Dataset rows about figures

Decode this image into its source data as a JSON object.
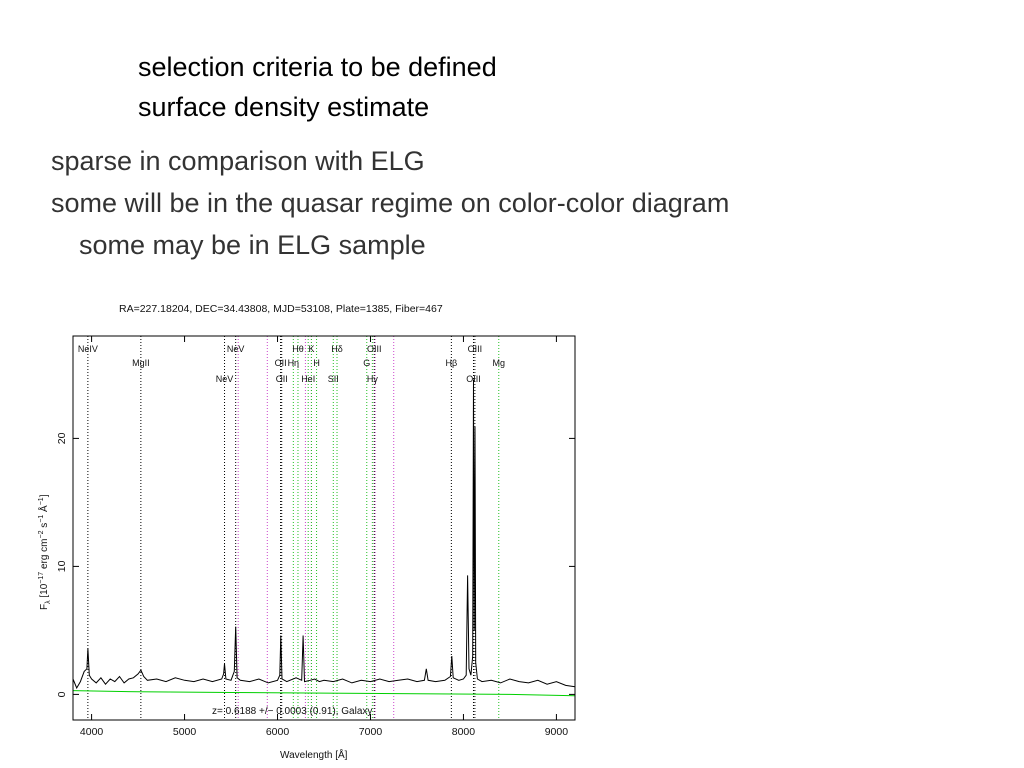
{
  "slide": {
    "sub_bullets": [
      "selection criteria to be defined",
      "surface density estimate"
    ],
    "bullets": [
      "sparse in comparison with ELG",
      "some will be in the quasar regime on color-color diagram"
    ],
    "indented_bullet": "some may be in ELG sample"
  },
  "chart_data": {
    "type": "line",
    "title": "RA=227.18204, DEC=34.43808, MJD=53108, Plate=1385, Fiber=467",
    "xlabel": "Wavelength [Å]",
    "ylabel_text": "F",
    "ylabel_sub": "λ",
    "ylabel_rest": " [10",
    "ylabel_exp": "−17",
    "ylabel_unit": " erg cm",
    "ylabel_unit_exp1": "−2",
    "ylabel_unit_mid": " s",
    "ylabel_unit_exp2": "−1",
    "ylabel_unit_end": " Å",
    "ylabel_unit_exp3": "−1",
    "ylabel_close": "]",
    "annotation": "z= 0.6188 +/− 0.0003 (0.91), Galaxy",
    "xlim": [
      3800,
      9200
    ],
    "ylim": [
      -2,
      28
    ],
    "xticks": [
      "4000",
      "5000",
      "6000",
      "7000",
      "8000",
      "9000"
    ],
    "xtick_values": [
      4000,
      5000,
      6000,
      7000,
      8000,
      9000
    ],
    "yticks": [
      "0",
      "10",
      "20"
    ],
    "ytick_values": [
      0,
      10,
      20
    ],
    "colors": {
      "flux": "#000000",
      "error": "#00d000",
      "emission_line": "#000000",
      "absorption_line": "#22c022",
      "sky_line": "#cc44cc"
    },
    "emission_lines": [
      {
        "label": "NeIV",
        "x": 3960,
        "row": 0
      },
      {
        "label": "MgII",
        "x": 4530,
        "row": 1
      },
      {
        "label": "NeV",
        "x": 5430,
        "row": 2
      },
      {
        "label": "NeV",
        "x": 5550,
        "row": 0
      },
      {
        "label": "OII",
        "x": 6033,
        "row": 1
      },
      {
        "label": "OII",
        "x": 6045,
        "row": 2
      },
      {
        "label": "OIII",
        "x": 7040,
        "row": 0
      },
      {
        "label": "OIII",
        "x": 8108,
        "row": 2
      },
      {
        "label": "OIII",
        "x": 8123,
        "row": 0
      },
      {
        "label": "Hβ",
        "x": 7870,
        "row": 1
      }
    ],
    "absorption_lines": [
      {
        "label": "Hθ",
        "x": 6220,
        "row": 0
      },
      {
        "label": "Hη",
        "x": 6170,
        "row": 1
      },
      {
        "label": "K",
        "x": 6365,
        "row": 0
      },
      {
        "label": "H",
        "x": 6420,
        "row": 1
      },
      {
        "label": "HeI",
        "x": 6330,
        "row": 2
      },
      {
        "label": "Hδ",
        "x": 6640,
        "row": 0
      },
      {
        "label": "SII",
        "x": 6600,
        "row": 2
      },
      {
        "label": "G",
        "x": 6960,
        "row": 1
      },
      {
        "label": "Hγ",
        "x": 7020,
        "row": 2
      },
      {
        "label": "Mg",
        "x": 8380,
        "row": 1
      }
    ],
    "sky_lines": [
      5577,
      5890,
      6300,
      6364,
      7050,
      7250
    ],
    "series": [
      {
        "name": "flux",
        "x": [
          3800,
          3840,
          3880,
          3920,
          3950,
          3960,
          3975,
          4000,
          4050,
          4100,
          4150,
          4200,
          4250,
          4300,
          4350,
          4400,
          4450,
          4500,
          4530,
          4560,
          4600,
          4700,
          4800,
          4900,
          5000,
          5100,
          5200,
          5300,
          5400,
          5420,
          5430,
          5445,
          5500,
          5535,
          5550,
          5565,
          5600,
          5700,
          5800,
          5900,
          6000,
          6025,
          6035,
          6048,
          6100,
          6200,
          6260,
          6275,
          6290,
          6350,
          6400,
          6450,
          6500,
          6600,
          6700,
          6800,
          6900,
          7000,
          7100,
          7200,
          7300,
          7400,
          7500,
          7580,
          7600,
          7620,
          7700,
          7800,
          7860,
          7875,
          7890,
          7950,
          8000,
          8030,
          8045,
          8060,
          8080,
          8100,
          8108,
          8116,
          8124,
          8132,
          8150,
          8200,
          8300,
          8400,
          8500,
          8600,
          8700,
          8800,
          8900,
          9000,
          9100,
          9200
        ],
        "y": [
          1.2,
          0.5,
          1.0,
          1.8,
          2.0,
          3.6,
          1.5,
          1.2,
          0.9,
          1.3,
          0.8,
          1.2,
          1.0,
          1.4,
          0.9,
          1.2,
          1.3,
          1.6,
          1.9,
          1.4,
          1.1,
          1.2,
          1.0,
          1.3,
          1.1,
          1.0,
          1.2,
          1.0,
          1.2,
          1.6,
          2.4,
          1.2,
          1.1,
          1.8,
          5.3,
          1.3,
          1.1,
          1.0,
          1.2,
          0.9,
          1.1,
          1.5,
          4.6,
          1.2,
          1.0,
          1.3,
          1.1,
          4.6,
          1.0,
          1.1,
          1.2,
          1.0,
          1.1,
          1.0,
          1.2,
          0.9,
          1.1,
          1.0,
          1.2,
          1.0,
          1.1,
          1.2,
          1.0,
          1.1,
          2.0,
          1.1,
          1.0,
          1.1,
          1.4,
          3.0,
          1.3,
          1.1,
          1.2,
          1.5,
          9.3,
          2.0,
          1.5,
          3.0,
          24.6,
          5.0,
          20.9,
          2.5,
          1.2,
          1.0,
          1.1,
          0.9,
          1.2,
          1.0,
          0.9,
          1.1,
          0.8,
          1.0,
          0.7,
          0.6
        ]
      },
      {
        "name": "error",
        "x": [
          3800,
          4500,
          5500,
          6500,
          7500,
          8500,
          9200
        ],
        "y": [
          0.3,
          0.2,
          0.15,
          0.1,
          0.05,
          0.0,
          -0.1
        ]
      }
    ]
  }
}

- TASK PROMPT:
In your copy of the listing above, reproduce each line exactly and omit all pictures.

- THE OUTPUT:
Decode this image into its source data as a JSON object.
{
  "slide": {
    "sub_bullets": [
      "selection criteria to be defined",
      "surface density estimate"
    ],
    "bullets": [
      "sparse in comparison with ELG",
      "some will be in the quasar regime on color-color diagram"
    ],
    "indented_bullet": "some may be in ELG sample"
  },
  "chart_data": {
    "type": "line",
    "title": "RA=227.18204, DEC=34.43808, MJD=53108, Plate=1385, Fiber=467",
    "xlabel": "Wavelength [Å]",
    "ylabel_text": "F",
    "ylabel_sub": "λ",
    "ylabel_rest": " [10",
    "ylabel_exp": "−17",
    "ylabel_unit": " erg cm",
    "ylabel_unit_exp1": "−2",
    "ylabel_unit_mid": " s",
    "ylabel_unit_exp2": "−1",
    "ylabel_unit_end": " Å",
    "ylabel_unit_exp3": "−1",
    "ylabel_close": "]",
    "annotation": "z= 0.6188 +/− 0.0003 (0.91), Galaxy",
    "xlim": [
      3800,
      9200
    ],
    "ylim": [
      -2,
      28
    ],
    "xticks": [
      "4000",
      "5000",
      "6000",
      "7000",
      "8000",
      "9000"
    ],
    "xtick_values": [
      4000,
      5000,
      6000,
      7000,
      8000,
      9000
    ],
    "yticks": [
      "0",
      "10",
      "20"
    ],
    "ytick_values": [
      0,
      10,
      20
    ],
    "colors": {
      "flux": "#000000",
      "error": "#00d000",
      "emission_line": "#000000",
      "absorption_line": "#22c022",
      "sky_line": "#cc44cc"
    },
    "emission_lines": [
      {
        "label": "NeIV",
        "x": 3960,
        "row": 0
      },
      {
        "label": "MgII",
        "x": 4530,
        "row": 1
      },
      {
        "label": "NeV",
        "x": 5430,
        "row": 2
      },
      {
        "label": "NeV",
        "x": 5550,
        "row": 0
      },
      {
        "label": "OII",
        "x": 6033,
        "row": 1
      },
      {
        "label": "OII",
        "x": 6045,
        "row": 2
      },
      {
        "label": "OIII",
        "x": 7040,
        "row": 0
      },
      {
        "label": "OIII",
        "x": 8108,
        "row": 2
      },
      {
        "label": "OIII",
        "x": 8123,
        "row": 0
      },
      {
        "label": "Hβ",
        "x": 7870,
        "row": 1
      }
    ],
    "absorption_lines": [
      {
        "label": "Hθ",
        "x": 6220,
        "row": 0
      },
      {
        "label": "Hη",
        "x": 6170,
        "row": 1
      },
      {
        "label": "K",
        "x": 6365,
        "row": 0
      },
      {
        "label": "H",
        "x": 6420,
        "row": 1
      },
      {
        "label": "HeI",
        "x": 6330,
        "row": 2
      },
      {
        "label": "Hδ",
        "x": 6640,
        "row": 0
      },
      {
        "label": "SII",
        "x": 6600,
        "row": 2
      },
      {
        "label": "G",
        "x": 6960,
        "row": 1
      },
      {
        "label": "Hγ",
        "x": 7020,
        "row": 2
      },
      {
        "label": "Mg",
        "x": 8380,
        "row": 1
      }
    ],
    "sky_lines": [
      5577,
      5890,
      6300,
      6364,
      7050,
      7250
    ],
    "series": [
      {
        "name": "flux",
        "x": [
          3800,
          3840,
          3880,
          3920,
          3950,
          3960,
          3975,
          4000,
          4050,
          4100,
          4150,
          4200,
          4250,
          4300,
          4350,
          4400,
          4450,
          4500,
          4530,
          4560,
          4600,
          4700,
          4800,
          4900,
          5000,
          5100,
          5200,
          5300,
          5400,
          5420,
          5430,
          5445,
          5500,
          5535,
          5550,
          5565,
          5600,
          5700,
          5800,
          5900,
          6000,
          6025,
          6035,
          6048,
          6100,
          6200,
          6260,
          6275,
          6290,
          6350,
          6400,
          6450,
          6500,
          6600,
          6700,
          6800,
          6900,
          7000,
          7100,
          7200,
          7300,
          7400,
          7500,
          7580,
          7600,
          7620,
          7700,
          7800,
          7860,
          7875,
          7890,
          7950,
          8000,
          8030,
          8045,
          8060,
          8080,
          8100,
          8108,
          8116,
          8124,
          8132,
          8150,
          8200,
          8300,
          8400,
          8500,
          8600,
          8700,
          8800,
          8900,
          9000,
          9100,
          9200
        ],
        "y": [
          1.2,
          0.5,
          1.0,
          1.8,
          2.0,
          3.6,
          1.5,
          1.2,
          0.9,
          1.3,
          0.8,
          1.2,
          1.0,
          1.4,
          0.9,
          1.2,
          1.3,
          1.6,
          1.9,
          1.4,
          1.1,
          1.2,
          1.0,
          1.3,
          1.1,
          1.0,
          1.2,
          1.0,
          1.2,
          1.6,
          2.4,
          1.2,
          1.1,
          1.8,
          5.3,
          1.3,
          1.1,
          1.0,
          1.2,
          0.9,
          1.1,
          1.5,
          4.6,
          1.2,
          1.0,
          1.3,
          1.1,
          4.6,
          1.0,
          1.1,
          1.2,
          1.0,
          1.1,
          1.0,
          1.2,
          0.9,
          1.1,
          1.0,
          1.2,
          1.0,
          1.1,
          1.2,
          1.0,
          1.1,
          2.0,
          1.1,
          1.0,
          1.1,
          1.4,
          3.0,
          1.3,
          1.1,
          1.2,
          1.5,
          9.3,
          2.0,
          1.5,
          3.0,
          24.6,
          5.0,
          20.9,
          2.5,
          1.2,
          1.0,
          1.1,
          0.9,
          1.2,
          1.0,
          0.9,
          1.1,
          0.8,
          1.0,
          0.7,
          0.6
        ]
      },
      {
        "name": "error",
        "x": [
          3800,
          4500,
          5500,
          6500,
          7500,
          8500,
          9200
        ],
        "y": [
          0.3,
          0.2,
          0.15,
          0.1,
          0.05,
          0.0,
          -0.1
        ]
      }
    ]
  }
}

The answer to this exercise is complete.